_Provided records_.

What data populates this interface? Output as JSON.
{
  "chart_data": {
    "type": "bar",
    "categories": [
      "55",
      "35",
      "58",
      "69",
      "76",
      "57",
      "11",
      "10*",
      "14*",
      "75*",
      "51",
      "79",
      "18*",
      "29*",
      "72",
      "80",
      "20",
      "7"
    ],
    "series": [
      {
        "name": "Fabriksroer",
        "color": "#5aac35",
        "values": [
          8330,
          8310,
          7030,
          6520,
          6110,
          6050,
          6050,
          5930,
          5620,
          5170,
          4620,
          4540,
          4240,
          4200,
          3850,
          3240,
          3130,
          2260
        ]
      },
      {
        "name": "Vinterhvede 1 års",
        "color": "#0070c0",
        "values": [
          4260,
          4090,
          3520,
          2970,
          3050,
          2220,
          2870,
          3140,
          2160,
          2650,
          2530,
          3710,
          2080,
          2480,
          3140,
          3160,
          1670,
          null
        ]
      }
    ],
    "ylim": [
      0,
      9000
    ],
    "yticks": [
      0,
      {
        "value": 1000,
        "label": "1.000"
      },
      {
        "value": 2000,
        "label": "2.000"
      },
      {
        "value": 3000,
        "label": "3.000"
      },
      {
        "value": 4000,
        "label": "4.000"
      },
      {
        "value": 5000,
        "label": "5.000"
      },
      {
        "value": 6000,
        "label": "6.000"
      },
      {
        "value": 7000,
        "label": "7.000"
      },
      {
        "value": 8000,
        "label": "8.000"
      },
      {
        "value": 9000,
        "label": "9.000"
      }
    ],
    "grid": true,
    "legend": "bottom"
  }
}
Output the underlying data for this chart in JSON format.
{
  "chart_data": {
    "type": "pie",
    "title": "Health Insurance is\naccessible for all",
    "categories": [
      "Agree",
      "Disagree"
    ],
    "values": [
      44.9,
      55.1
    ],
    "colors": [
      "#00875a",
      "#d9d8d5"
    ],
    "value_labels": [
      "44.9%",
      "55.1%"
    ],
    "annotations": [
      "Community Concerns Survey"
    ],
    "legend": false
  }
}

_Exercise_. Report back each line of the entries that holds the string "JSON".

_Written reply_.
What data populates this interface? Output as JSON.
Output the underlying data for this chart in JSON format.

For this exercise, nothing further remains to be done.